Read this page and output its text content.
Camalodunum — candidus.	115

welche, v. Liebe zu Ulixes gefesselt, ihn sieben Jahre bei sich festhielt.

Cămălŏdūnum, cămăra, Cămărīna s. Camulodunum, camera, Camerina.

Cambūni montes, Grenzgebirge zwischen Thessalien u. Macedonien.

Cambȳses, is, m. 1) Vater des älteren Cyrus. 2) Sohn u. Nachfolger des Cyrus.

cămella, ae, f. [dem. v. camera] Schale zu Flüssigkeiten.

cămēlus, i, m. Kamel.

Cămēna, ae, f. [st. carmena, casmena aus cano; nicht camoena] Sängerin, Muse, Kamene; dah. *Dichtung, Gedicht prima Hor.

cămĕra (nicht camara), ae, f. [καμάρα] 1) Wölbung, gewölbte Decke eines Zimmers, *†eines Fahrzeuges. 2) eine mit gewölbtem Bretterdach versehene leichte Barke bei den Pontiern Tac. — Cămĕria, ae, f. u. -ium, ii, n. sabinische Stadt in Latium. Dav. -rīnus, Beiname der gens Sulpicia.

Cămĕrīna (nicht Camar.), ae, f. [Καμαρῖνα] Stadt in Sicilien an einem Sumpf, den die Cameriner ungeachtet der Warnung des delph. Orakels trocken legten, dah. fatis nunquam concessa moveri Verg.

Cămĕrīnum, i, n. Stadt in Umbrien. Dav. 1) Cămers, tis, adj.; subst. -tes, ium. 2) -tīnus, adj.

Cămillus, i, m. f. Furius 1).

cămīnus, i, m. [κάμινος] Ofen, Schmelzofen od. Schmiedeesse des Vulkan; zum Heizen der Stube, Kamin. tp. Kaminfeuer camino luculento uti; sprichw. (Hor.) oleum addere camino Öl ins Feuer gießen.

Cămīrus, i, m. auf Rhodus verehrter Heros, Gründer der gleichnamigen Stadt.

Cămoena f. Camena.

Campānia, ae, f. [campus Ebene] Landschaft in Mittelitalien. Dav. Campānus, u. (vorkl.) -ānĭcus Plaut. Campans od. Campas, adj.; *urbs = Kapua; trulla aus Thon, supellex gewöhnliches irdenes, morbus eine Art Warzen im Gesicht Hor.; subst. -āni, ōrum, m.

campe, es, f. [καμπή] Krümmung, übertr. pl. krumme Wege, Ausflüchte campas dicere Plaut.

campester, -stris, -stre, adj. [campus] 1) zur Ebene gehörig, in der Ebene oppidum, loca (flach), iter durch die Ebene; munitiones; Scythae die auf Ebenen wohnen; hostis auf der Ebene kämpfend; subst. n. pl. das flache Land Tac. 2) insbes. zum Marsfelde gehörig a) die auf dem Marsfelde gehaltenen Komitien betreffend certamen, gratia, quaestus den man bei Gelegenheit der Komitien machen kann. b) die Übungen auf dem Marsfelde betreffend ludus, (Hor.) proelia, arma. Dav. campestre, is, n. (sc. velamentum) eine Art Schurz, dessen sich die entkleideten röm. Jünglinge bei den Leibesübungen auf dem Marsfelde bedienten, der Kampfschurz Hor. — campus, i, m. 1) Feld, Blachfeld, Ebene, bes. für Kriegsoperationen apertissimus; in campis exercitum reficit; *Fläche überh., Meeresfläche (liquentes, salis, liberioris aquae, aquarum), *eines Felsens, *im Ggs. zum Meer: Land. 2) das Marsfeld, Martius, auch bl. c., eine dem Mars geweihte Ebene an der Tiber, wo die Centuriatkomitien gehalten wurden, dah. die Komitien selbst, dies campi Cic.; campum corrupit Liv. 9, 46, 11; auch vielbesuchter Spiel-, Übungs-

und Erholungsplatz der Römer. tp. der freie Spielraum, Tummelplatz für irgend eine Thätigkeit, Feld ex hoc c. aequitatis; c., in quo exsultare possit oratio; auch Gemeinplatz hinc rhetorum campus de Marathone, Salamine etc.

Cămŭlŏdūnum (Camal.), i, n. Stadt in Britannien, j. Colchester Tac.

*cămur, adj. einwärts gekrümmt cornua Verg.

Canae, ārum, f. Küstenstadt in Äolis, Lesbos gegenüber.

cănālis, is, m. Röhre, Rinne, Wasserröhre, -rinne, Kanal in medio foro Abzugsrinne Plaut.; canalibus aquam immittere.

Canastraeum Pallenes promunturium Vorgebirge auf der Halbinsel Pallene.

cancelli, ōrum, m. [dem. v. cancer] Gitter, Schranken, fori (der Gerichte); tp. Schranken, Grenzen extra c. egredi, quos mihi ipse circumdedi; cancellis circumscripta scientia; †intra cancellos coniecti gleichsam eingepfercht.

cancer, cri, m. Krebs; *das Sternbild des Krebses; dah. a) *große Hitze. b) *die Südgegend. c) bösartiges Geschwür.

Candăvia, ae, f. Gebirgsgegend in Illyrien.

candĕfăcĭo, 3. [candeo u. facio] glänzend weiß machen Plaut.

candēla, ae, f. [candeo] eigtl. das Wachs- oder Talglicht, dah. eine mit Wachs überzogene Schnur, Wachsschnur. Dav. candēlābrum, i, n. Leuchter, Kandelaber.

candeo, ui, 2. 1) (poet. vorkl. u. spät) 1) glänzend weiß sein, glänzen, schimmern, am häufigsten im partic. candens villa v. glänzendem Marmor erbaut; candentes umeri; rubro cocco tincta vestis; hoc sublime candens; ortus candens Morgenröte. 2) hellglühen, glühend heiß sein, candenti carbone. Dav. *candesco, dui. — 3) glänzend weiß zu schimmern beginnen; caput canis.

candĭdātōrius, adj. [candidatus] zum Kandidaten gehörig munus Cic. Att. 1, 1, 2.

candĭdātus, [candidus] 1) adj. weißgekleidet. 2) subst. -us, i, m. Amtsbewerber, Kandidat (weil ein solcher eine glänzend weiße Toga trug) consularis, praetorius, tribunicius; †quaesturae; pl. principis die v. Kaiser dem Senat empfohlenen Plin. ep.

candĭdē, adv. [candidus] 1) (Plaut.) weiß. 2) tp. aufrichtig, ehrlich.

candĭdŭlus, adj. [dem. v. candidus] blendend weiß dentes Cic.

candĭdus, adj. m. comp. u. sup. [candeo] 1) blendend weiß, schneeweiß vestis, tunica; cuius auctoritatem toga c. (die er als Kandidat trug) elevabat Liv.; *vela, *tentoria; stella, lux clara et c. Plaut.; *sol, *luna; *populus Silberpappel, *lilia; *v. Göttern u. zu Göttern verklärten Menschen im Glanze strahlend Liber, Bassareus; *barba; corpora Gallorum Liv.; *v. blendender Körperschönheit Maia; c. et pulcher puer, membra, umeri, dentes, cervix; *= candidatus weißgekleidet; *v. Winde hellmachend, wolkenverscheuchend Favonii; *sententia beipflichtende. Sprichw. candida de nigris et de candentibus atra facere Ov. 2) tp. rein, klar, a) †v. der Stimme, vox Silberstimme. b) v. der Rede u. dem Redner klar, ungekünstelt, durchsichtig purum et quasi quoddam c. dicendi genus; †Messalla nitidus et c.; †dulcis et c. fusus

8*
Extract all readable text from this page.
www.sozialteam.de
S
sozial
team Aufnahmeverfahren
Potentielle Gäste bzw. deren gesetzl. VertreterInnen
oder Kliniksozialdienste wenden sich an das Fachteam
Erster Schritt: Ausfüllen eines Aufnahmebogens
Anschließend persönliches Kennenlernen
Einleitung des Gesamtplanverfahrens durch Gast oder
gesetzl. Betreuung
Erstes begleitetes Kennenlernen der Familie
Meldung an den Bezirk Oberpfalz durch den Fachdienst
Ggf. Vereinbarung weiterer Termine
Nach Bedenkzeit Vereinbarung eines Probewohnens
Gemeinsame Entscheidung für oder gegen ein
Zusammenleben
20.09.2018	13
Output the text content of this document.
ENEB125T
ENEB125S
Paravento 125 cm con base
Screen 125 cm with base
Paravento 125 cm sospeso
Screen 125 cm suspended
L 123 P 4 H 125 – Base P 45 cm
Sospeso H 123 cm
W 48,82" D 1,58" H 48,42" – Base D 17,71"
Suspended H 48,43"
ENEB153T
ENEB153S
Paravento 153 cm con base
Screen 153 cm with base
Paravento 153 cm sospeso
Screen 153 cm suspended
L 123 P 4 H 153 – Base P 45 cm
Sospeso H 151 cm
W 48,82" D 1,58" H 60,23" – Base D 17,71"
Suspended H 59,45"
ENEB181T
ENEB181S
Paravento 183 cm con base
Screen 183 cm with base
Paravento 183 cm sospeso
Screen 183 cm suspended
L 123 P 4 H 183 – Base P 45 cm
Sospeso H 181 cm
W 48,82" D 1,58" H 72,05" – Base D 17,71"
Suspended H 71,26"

= = = = = = =

INSTRUCTION
Go back to the data above and please quote exactly, and only, the lines from the line with "Output the text content of this document." through its last line.

OUTPUT OF THE EXERCISE
Output the text content of this document.
ENEB125T
ENEB125S
Paravento 125 cm con base
Screen 125 cm with base
Paravento 125 cm sospeso
Screen 125 cm suspended
L 123 P 4 H 125 – Base P 45 cm
Sospeso H 123 cm
W 48,82" D 1,58" H 48,42" – Base D 17,71"
Suspended H 48,43"
ENEB153T
ENEB153S
Paravento 153 cm con base
Screen 153 cm with base
Paravento 153 cm sospeso
Screen 153 cm suspended
L 123 P 4 H 153 – Base P 45 cm
Sospeso H 151 cm
W 48,82" D 1,58" H 60,23" – Base D 17,71"
Suspended H 59,45"
ENEB181T
ENEB181S
Paravento 183 cm con base
Screen 183 cm with base
Paravento 183 cm sospeso
Screen 183 cm suspended
L 123 P 4 H 183 – Base P 45 cm
Sospeso H 181 cm
W 48,82" D 1,58" H 72,05" – Base D 17,71"
Suspended H 71,26"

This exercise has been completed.